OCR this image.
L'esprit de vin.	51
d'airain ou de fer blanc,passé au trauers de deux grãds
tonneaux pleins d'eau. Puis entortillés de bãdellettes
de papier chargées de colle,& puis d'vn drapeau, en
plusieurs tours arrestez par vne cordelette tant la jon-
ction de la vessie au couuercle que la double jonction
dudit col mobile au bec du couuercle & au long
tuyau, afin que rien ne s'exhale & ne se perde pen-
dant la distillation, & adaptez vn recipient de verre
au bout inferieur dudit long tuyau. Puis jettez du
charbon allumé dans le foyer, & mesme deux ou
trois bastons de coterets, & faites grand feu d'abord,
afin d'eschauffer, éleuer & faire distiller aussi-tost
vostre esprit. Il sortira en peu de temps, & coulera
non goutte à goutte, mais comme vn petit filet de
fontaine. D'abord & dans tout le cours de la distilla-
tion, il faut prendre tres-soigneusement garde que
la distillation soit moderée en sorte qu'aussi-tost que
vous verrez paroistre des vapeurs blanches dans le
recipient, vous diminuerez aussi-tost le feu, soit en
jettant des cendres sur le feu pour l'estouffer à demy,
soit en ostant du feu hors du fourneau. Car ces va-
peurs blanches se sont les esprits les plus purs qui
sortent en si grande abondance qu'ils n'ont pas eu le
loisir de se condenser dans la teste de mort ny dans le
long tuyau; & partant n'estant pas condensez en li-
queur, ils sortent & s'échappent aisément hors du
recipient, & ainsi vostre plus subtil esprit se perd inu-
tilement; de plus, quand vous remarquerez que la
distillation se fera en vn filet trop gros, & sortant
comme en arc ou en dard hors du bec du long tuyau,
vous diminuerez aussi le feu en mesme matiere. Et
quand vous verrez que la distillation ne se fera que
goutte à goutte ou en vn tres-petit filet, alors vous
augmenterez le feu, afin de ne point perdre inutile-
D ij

- TASK DETAILS
Determine how many lines include the word "verrez" and report that number by itself.

- OUTPUT
2